PROBLEM STATEMENT: Search the material for "JSON" and show all lines that contain it.

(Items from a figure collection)

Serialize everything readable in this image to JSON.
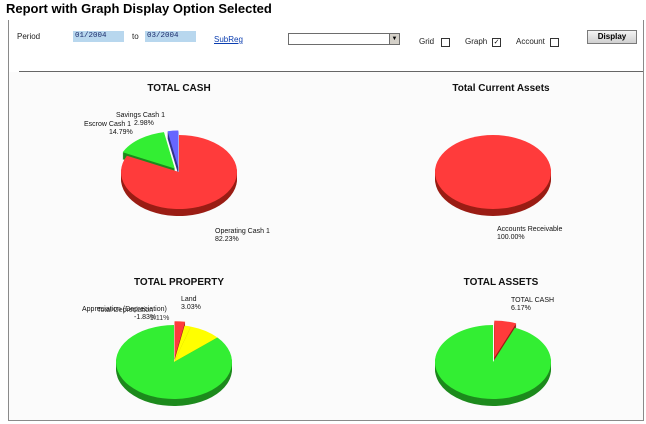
{
  "page": {
    "title": "Report with Graph Display Option Selected"
  },
  "filters": {
    "period_label": "Period",
    "from_value": "01/2004",
    "to_label": "to",
    "to_value": "03/2004",
    "subreg_link": "SubReg",
    "subreg_select_value": "",
    "grid_label": "Grid",
    "grid_checked": "",
    "graph_label": "Graph",
    "graph_checked": "✓",
    "account_label": "Account",
    "account_checked": "",
    "display_button": "Display"
  },
  "charts": [
    {
      "title": "TOTAL CASH",
      "slices": [
        {
          "name": "Operating Cash 1",
          "value": 82.23,
          "label": "82.23%",
          "color": "#ff3b3b",
          "shadow": "#9a1d14"
        },
        {
          "name": "Escrow Cash 1",
          "value": 14.79,
          "label": "14.79%",
          "color": "#33ee33",
          "shadow": "#1d8a1d"
        },
        {
          "name": "Savings Cash 1",
          "value": 2.98,
          "label": "2.98%",
          "color": "#6666ff",
          "shadow": "#33338a"
        }
      ]
    },
    {
      "title": "Total Current Assets",
      "slices": [
        {
          "name": "Accounts Receivable",
          "value": 100.0,
          "label": "100.00%",
          "color": "#ff3b3b",
          "shadow": "#9a1d14"
        }
      ]
    },
    {
      "title": "TOTAL PROPERTY",
      "slices": [
        {
          "name": "Land",
          "value": 3.03,
          "label": "3.03%",
          "color": "#ff3b3b",
          "shadow": "#9a1d14"
        },
        {
          "name": "Appreciation (Depreciation)",
          "value": -1.83,
          "label": "-1.83%",
          "color": "#ffff00",
          "shadow": "#8a8a00"
        },
        {
          "name": "Total Depreciation",
          "value": 9.11,
          "label": "9.11%",
          "color": "#ffff00",
          "shadow": "#8a8a00"
        },
        {
          "name": "",
          "value": 89.69,
          "label": "",
          "color": "#33ee33",
          "shadow": "#1d8a1d"
        }
      ]
    },
    {
      "title": "TOTAL ASSETS",
      "slices": [
        {
          "name": "TOTAL CASH",
          "value": 6.17,
          "label": "6.17%",
          "color": "#ff3b3b",
          "shadow": "#9a1d14"
        },
        {
          "name": "",
          "value": 93.83,
          "label": "",
          "color": "#33ee33",
          "shadow": "#1d8a1d"
        }
      ]
    }
  ]
}
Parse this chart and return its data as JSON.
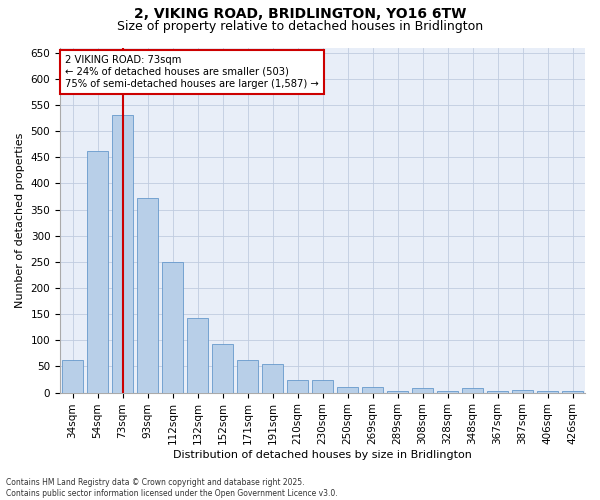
{
  "title_line1": "2, VIKING ROAD, BRIDLINGTON, YO16 6TW",
  "title_line2": "Size of property relative to detached houses in Bridlington",
  "xlabel": "Distribution of detached houses by size in Bridlington",
  "ylabel": "Number of detached properties",
  "categories": [
    "34sqm",
    "54sqm",
    "73sqm",
    "93sqm",
    "112sqm",
    "132sqm",
    "152sqm",
    "171sqm",
    "191sqm",
    "210sqm",
    "230sqm",
    "250sqm",
    "269sqm",
    "289sqm",
    "308sqm",
    "328sqm",
    "348sqm",
    "367sqm",
    "387sqm",
    "406sqm",
    "426sqm"
  ],
  "values": [
    62,
    463,
    530,
    373,
    250,
    142,
    93,
    63,
    55,
    25,
    25,
    10,
    10,
    3,
    8,
    3,
    9,
    3,
    5,
    4,
    3
  ],
  "bar_color": "#b8cfe8",
  "bar_edge_color": "#6699cc",
  "vline_color": "#cc0000",
  "annotation_line1": "2 VIKING ROAD: 73sqm",
  "annotation_line2": "← 24% of detached houses are smaller (503)",
  "annotation_line3": "75% of semi-detached houses are larger (1,587) →",
  "annotation_box_color": "#cc0000",
  "ylim": [
    0,
    660
  ],
  "yticks": [
    0,
    50,
    100,
    150,
    200,
    250,
    300,
    350,
    400,
    450,
    500,
    550,
    600,
    650
  ],
  "footer_line1": "Contains HM Land Registry data © Crown copyright and database right 2025.",
  "footer_line2": "Contains public sector information licensed under the Open Government Licence v3.0.",
  "bg_color": "#ffffff",
  "plot_bg_color": "#e8eef8",
  "title_fontsize": 10,
  "subtitle_fontsize": 9,
  "axis_label_fontsize": 8,
  "tick_fontsize": 7.5,
  "bar_width": 0.85,
  "highlight_index": 2
}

THE SOLUTION:
Serialize everything readable in this image to JSON.
Parse this chart and return its data as JSON.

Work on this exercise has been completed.